(Stored records)
— Begin —
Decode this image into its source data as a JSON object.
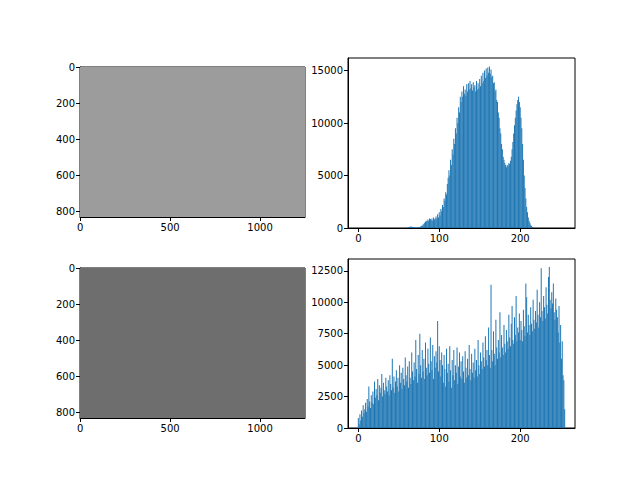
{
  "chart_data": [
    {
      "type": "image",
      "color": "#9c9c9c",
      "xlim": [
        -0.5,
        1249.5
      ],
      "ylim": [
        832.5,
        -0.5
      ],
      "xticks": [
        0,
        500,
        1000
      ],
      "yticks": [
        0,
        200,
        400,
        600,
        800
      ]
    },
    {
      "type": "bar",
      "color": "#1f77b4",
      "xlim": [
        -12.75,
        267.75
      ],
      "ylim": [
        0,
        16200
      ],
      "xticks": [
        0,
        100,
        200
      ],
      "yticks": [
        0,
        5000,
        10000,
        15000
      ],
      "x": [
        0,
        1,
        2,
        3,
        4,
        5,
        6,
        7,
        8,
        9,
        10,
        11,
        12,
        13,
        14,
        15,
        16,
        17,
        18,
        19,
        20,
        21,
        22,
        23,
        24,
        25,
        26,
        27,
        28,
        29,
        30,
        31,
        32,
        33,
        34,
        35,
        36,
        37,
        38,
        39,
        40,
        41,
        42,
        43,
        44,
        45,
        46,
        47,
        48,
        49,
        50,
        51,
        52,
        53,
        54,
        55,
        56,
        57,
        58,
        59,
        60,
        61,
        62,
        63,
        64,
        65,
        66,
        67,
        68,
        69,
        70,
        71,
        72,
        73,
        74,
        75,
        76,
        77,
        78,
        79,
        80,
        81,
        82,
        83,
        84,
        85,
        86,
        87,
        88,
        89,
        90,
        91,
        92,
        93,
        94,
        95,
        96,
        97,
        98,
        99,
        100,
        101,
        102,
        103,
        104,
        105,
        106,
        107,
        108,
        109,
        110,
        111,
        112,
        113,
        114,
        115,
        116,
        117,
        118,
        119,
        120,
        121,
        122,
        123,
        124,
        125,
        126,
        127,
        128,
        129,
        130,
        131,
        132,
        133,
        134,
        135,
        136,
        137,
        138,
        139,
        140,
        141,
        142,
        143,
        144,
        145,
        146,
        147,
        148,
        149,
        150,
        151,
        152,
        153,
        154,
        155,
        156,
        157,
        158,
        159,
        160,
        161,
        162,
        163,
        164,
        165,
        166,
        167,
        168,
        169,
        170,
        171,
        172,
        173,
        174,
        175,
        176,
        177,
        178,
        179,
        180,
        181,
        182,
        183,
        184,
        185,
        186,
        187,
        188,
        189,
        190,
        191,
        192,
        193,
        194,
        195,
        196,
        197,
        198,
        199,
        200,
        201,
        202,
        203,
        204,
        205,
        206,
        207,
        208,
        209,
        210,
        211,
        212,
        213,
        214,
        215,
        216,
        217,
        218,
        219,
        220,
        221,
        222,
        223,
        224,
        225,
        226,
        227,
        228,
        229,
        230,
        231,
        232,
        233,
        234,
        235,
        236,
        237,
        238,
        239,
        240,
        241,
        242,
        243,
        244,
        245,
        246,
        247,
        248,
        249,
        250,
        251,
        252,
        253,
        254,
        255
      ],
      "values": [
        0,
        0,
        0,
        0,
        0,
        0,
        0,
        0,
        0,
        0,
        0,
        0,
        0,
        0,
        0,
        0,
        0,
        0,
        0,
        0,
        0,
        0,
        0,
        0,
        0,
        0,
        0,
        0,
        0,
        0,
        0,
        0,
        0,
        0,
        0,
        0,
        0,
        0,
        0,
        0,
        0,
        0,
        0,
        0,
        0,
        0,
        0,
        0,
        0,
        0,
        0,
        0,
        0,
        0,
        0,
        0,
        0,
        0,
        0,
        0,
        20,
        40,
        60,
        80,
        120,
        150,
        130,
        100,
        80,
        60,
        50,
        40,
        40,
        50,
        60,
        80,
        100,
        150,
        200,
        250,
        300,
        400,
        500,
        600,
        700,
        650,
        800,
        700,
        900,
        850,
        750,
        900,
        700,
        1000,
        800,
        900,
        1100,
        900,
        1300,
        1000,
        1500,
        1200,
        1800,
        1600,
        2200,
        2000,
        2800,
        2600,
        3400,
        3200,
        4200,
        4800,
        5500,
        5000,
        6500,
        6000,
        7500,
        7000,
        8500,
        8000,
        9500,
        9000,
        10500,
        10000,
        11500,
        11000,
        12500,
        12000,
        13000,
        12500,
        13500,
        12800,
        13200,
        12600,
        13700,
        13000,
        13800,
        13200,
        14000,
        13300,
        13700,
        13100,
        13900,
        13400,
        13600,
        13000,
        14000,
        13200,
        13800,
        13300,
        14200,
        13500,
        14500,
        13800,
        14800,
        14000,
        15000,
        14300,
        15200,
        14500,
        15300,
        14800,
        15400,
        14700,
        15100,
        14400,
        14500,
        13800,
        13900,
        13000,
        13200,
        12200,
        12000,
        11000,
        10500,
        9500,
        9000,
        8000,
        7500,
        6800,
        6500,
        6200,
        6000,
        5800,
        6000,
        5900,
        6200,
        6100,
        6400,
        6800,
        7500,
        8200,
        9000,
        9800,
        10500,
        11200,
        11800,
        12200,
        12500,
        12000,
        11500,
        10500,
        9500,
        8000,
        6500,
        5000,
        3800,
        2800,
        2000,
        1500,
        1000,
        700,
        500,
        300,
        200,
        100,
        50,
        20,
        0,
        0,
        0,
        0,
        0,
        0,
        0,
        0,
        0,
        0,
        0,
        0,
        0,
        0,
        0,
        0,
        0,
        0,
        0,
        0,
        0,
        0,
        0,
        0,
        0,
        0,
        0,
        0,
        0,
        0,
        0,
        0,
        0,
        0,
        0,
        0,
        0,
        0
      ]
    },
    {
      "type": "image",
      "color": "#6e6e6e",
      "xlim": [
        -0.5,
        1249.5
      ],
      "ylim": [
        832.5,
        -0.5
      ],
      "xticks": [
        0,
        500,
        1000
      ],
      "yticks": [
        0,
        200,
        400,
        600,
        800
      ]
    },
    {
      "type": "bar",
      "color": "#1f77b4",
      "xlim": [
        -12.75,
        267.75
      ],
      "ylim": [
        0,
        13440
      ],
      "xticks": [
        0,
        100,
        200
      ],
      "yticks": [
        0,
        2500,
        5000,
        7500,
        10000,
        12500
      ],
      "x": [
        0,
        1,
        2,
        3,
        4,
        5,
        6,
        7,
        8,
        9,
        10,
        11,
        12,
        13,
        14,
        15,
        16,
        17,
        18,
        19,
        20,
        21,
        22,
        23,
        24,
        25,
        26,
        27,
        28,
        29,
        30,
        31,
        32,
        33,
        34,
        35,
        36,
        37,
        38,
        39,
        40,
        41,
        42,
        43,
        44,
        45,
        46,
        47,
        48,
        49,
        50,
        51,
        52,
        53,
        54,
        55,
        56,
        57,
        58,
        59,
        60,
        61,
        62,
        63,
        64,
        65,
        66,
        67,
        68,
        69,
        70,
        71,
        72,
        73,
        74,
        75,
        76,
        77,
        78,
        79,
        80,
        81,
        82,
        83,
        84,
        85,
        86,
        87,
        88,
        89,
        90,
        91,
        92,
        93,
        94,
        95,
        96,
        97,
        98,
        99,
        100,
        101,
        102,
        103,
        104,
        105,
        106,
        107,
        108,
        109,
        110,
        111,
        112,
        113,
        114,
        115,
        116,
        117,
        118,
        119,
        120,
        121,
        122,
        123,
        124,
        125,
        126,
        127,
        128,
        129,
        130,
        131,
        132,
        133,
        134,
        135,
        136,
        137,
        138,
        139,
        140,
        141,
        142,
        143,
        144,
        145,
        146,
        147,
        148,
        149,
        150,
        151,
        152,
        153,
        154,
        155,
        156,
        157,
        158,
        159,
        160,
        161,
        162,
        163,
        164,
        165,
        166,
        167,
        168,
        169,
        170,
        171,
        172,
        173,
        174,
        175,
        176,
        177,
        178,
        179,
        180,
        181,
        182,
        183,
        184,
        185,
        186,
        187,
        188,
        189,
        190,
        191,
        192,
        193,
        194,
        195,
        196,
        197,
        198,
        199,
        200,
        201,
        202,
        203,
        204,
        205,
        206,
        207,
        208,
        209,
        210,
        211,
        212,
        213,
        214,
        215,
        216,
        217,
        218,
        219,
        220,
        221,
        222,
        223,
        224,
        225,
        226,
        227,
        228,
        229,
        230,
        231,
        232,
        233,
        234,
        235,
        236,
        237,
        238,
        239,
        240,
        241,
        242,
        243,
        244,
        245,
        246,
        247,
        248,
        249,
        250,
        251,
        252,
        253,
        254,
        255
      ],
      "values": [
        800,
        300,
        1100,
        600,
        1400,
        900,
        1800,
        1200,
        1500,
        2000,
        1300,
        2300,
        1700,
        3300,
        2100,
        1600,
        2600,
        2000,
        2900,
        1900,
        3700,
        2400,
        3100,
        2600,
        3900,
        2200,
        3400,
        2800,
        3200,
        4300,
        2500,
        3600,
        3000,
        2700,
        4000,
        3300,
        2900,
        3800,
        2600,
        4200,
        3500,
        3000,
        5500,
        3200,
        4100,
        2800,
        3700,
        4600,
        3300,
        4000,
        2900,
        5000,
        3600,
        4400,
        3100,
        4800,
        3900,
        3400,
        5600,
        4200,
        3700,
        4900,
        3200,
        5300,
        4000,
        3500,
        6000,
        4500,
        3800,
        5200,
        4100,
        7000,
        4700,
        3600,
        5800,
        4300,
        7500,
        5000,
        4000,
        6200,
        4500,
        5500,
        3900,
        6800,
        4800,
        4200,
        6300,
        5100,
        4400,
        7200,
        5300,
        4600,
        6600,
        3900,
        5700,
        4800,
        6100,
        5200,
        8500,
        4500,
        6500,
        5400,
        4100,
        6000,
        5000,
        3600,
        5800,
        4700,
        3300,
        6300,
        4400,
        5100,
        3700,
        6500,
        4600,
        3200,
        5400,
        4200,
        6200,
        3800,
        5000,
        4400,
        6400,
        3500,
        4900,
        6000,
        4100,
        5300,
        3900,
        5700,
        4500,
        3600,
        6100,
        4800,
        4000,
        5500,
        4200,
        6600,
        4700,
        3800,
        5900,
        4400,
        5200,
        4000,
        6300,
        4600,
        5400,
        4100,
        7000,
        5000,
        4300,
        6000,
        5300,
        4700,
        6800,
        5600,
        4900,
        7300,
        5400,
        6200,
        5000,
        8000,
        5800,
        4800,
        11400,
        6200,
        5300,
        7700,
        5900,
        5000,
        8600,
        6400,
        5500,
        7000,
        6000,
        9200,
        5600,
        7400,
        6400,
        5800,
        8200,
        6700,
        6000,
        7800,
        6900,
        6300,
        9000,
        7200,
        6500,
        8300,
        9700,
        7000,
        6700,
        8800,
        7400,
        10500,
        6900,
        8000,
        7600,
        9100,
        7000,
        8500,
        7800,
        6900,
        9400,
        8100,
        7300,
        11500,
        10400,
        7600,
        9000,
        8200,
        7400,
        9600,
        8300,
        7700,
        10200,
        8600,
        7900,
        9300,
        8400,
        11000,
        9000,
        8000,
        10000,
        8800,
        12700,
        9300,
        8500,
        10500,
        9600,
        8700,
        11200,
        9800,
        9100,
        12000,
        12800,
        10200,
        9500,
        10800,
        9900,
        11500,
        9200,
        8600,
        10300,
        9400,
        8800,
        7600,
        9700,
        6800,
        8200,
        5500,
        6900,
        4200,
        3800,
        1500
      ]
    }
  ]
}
— End —
#### Exercise instructions
Look through the entries above for the word "color". Copy every line where it shows up.

#### Completed task
      "color": "#9c9c9c",
      "color": "#1f77b4",
      "color": "#6e6e6e",
      "color": "#1f77b4",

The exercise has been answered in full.